• TASK DIRECTIONS: Using the records below, count the lines with "also" in them. Give the number only.

===== RECORDS SUPPLIED

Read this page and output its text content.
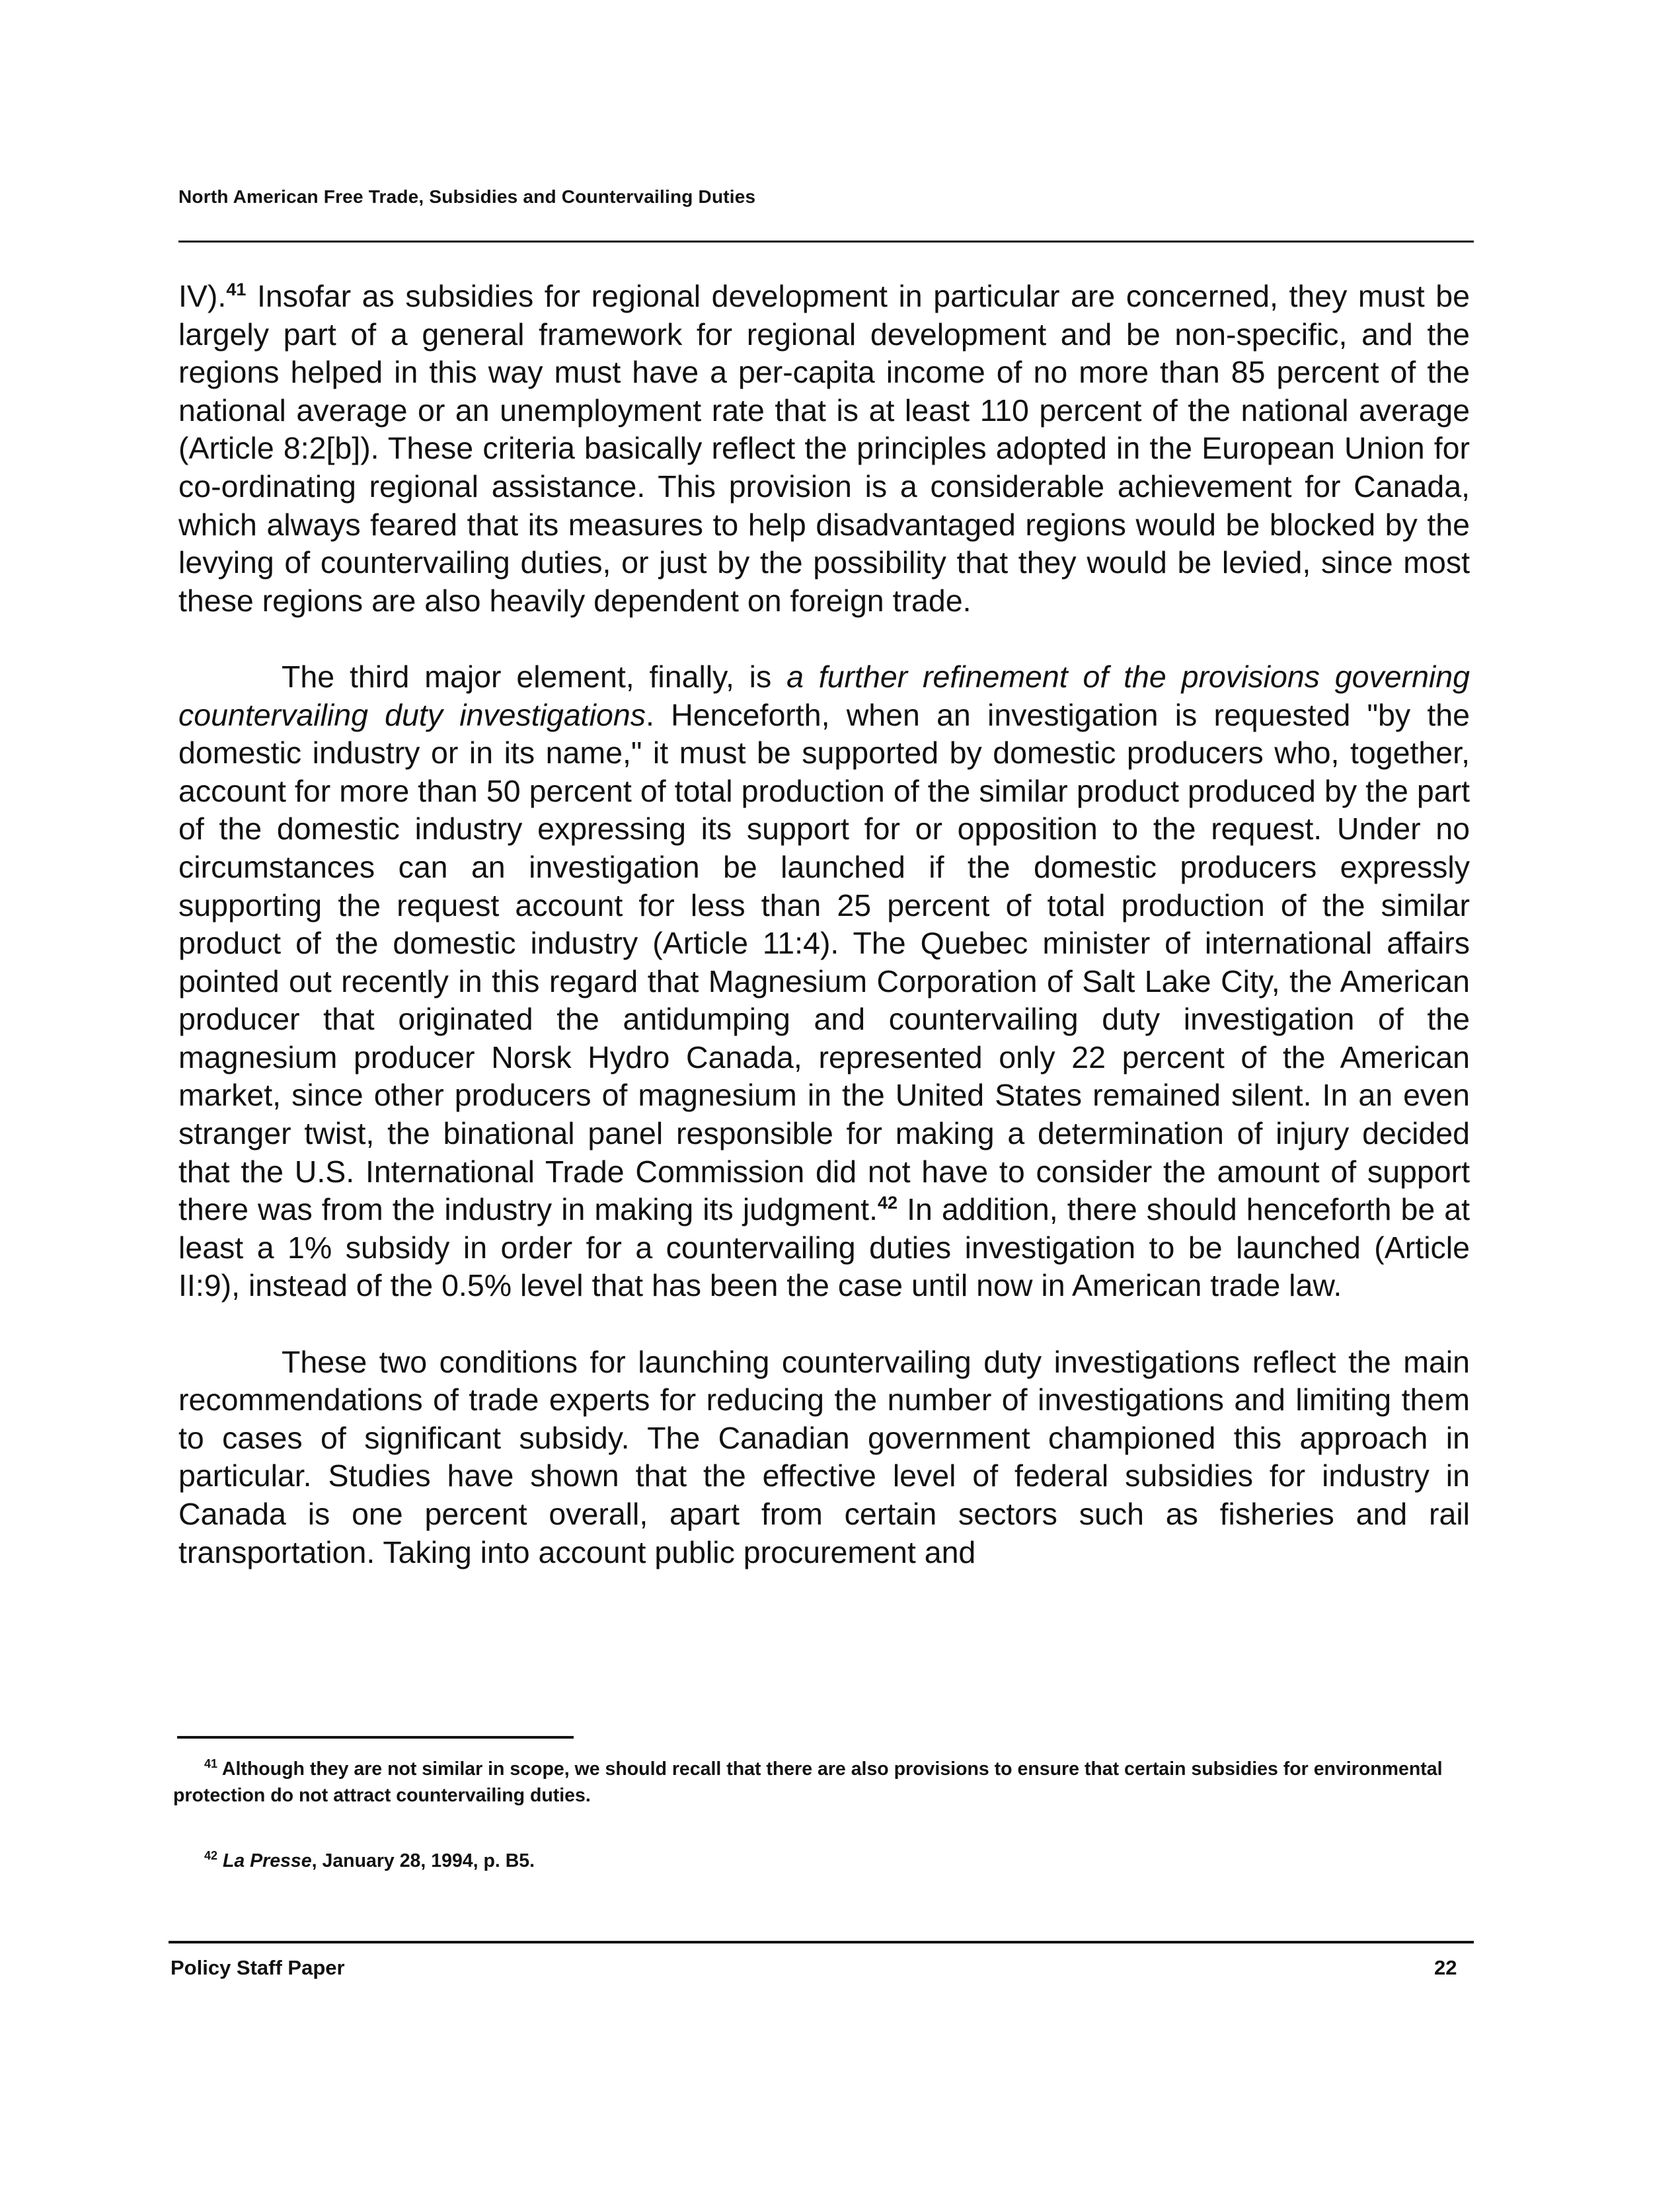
North American Free Trade, Subsidies and Countervailing Duties

IV).$^{41}$ Insofar as subsidies for regional development in particular are concerned, they must be largely part of a general framework for regional development and be non-specific, and the regions helped in this way must have a per-capita income of no more than 85 percent of the national average or an unemployment rate that is at least 110 percent of the national average (Article 8:2[b]). These criteria basically reflect the principles adopted in the European Union for co-ordinating regional assistance. This provision is a considerable achievement for Canada, which always feared that its measures to help disadvantaged regions would be blocked by the levying of countervailing duties, or just by the possibility that they would be levied, since most these regions are also heavily dependent on foreign trade.

The third major element, finally, is a further refinement of the provisions governing countervailing duty investigations. Henceforth, when an investigation is requested "by the domestic industry or in its name," it must be supported by domestic producers who, together, account for more than 50 percent of total production of the similar product produced by the part of the domestic industry expressing its support for or opposition to the request. Under no circumstances can an investigation be launched if the domestic producers expressly supporting the request account for less than 25 percent of total production of the similar product of the domestic industry (Article 11:4). The Quebec minister of international affairs pointed out recently in this regard that Magnesium Corporation of Salt Lake City, the American producer that originated the antidumping and countervailing duty investigation of the magnesium producer Norsk Hydro Canada, represented only 22 percent of the American market, since other producers of magnesium in the United States remained silent. In an even stranger twist, the binational panel responsible for making a determination of injury decided that the U.S. International Trade Commission did not have to consider the amount of support there was from the industry in making its judgment.$^{42}$ In addition, there should henceforth be at least a 1% subsidy in order for a countervailing duties investigation to be launched (Article II:9), instead of the 0.5% level that has been the case until now in American trade law.

These two conditions for launching countervailing duty investigations reflect the main recommendations of trade experts for reducing the number of investigations and limiting them to cases of significant subsidy. The Canadian government championed this approach in particular. Studies have shown that the effective level of federal subsidies for industry in Canada is one percent overall, apart from certain sectors such as fisheries and rail transportation. Taking into account public procurement and

$^{41}$ Although they are not similar in scope, we should recall that there are also provisions to ensure that certain subsidies for environmental protection do not attract countervailing duties.

$^{42}$ La Presse, January 28, 1994, p. B5.

Policy Staff Paper	22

==========

• THE ANSWER: 2